### [TASK DIRECTIONS]
From the records below, copy the lines that include "significance".

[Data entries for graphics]
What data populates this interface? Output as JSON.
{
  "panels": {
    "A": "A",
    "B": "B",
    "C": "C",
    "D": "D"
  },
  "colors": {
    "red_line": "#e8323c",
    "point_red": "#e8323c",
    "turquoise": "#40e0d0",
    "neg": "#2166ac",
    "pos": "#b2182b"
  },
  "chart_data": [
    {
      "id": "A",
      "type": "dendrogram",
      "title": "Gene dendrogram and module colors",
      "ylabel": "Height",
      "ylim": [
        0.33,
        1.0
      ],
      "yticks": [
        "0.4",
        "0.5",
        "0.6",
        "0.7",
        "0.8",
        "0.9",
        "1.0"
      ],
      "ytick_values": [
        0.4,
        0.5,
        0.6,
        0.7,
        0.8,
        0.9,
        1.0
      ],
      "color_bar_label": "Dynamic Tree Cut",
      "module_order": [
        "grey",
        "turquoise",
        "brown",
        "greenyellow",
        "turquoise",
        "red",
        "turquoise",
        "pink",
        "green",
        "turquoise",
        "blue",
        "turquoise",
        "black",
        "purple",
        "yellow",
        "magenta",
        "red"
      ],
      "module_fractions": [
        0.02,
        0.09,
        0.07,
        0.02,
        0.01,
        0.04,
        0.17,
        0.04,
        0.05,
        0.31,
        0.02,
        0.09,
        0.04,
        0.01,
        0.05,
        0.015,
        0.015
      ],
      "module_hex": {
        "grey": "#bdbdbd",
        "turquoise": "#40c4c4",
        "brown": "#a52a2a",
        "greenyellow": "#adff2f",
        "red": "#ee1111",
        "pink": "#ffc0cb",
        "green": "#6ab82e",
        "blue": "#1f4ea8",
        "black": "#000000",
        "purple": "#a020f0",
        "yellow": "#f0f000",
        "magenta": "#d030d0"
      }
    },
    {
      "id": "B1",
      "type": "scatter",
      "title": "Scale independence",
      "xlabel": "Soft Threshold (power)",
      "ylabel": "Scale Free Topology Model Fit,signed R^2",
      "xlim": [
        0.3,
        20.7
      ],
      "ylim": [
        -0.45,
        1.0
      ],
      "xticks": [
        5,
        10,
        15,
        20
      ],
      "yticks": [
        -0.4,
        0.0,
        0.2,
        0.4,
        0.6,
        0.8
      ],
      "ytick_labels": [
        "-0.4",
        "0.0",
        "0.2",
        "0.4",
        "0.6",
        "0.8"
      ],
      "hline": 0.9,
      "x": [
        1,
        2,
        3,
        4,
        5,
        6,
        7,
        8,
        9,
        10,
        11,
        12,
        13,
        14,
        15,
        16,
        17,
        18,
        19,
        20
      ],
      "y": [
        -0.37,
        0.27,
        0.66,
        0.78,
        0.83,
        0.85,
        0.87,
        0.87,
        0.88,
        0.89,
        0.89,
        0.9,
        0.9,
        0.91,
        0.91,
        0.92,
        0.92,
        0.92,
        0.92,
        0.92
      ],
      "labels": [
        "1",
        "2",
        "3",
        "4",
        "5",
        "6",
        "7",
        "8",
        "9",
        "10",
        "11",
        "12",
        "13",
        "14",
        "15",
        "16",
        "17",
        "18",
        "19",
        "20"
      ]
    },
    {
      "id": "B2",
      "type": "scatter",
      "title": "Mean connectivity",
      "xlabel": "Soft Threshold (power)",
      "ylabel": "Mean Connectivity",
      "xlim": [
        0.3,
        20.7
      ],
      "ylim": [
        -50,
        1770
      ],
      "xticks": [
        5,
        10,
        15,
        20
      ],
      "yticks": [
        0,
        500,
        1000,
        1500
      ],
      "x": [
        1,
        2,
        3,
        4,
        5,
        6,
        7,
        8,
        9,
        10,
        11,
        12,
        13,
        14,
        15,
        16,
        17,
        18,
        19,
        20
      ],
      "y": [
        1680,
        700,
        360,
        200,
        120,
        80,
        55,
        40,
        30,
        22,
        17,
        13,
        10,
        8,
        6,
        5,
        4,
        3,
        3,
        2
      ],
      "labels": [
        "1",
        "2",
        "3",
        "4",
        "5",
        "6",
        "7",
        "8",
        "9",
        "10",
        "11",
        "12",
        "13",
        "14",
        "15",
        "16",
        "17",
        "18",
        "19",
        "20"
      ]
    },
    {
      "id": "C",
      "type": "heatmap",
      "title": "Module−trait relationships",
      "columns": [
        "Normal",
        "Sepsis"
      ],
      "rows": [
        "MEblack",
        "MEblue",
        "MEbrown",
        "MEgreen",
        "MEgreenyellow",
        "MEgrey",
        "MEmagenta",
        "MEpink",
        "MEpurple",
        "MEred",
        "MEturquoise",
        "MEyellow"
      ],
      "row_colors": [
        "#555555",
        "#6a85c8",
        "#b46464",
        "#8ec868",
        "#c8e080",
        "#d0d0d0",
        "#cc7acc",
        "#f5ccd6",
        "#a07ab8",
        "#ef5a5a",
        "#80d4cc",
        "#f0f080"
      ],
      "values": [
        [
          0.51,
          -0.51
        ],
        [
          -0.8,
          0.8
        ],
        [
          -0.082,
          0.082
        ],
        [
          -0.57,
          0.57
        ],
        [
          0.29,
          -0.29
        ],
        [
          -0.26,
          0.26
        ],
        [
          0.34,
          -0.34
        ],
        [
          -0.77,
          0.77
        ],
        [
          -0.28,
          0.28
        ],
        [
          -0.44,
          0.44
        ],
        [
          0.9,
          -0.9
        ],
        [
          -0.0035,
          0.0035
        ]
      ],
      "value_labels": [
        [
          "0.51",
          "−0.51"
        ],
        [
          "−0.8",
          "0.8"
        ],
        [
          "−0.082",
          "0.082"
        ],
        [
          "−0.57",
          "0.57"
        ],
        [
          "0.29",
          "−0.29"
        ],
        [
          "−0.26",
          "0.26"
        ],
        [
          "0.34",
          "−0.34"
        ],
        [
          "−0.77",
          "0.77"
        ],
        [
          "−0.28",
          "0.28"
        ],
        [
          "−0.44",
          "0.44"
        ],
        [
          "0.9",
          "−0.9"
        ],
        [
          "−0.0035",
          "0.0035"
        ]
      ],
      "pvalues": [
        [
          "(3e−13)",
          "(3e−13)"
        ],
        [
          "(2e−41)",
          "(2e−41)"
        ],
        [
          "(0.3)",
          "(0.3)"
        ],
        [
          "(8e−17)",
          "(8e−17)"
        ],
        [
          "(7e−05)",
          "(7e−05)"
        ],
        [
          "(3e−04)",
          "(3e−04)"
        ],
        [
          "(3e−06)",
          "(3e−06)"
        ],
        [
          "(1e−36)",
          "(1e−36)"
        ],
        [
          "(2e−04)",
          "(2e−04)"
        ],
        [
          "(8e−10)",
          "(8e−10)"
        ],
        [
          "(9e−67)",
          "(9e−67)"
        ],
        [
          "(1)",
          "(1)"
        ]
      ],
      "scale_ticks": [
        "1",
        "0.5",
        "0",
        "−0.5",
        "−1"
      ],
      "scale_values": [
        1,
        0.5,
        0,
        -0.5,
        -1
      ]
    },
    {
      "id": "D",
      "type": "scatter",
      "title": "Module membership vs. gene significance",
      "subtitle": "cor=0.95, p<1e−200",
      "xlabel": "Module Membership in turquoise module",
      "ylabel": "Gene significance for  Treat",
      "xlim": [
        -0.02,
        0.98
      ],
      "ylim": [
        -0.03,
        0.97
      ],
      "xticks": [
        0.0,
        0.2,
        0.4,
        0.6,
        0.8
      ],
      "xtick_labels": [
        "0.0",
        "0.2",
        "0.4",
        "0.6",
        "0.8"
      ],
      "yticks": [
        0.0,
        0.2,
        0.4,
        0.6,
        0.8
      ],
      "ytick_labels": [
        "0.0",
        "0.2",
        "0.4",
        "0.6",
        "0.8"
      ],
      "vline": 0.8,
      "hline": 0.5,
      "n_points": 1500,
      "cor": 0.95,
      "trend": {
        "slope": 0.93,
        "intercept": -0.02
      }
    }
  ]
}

### [TASK ANSWER]
      "title": "Module membership vs. gene significance",
      "ylabel": "Gene significance for  Treat",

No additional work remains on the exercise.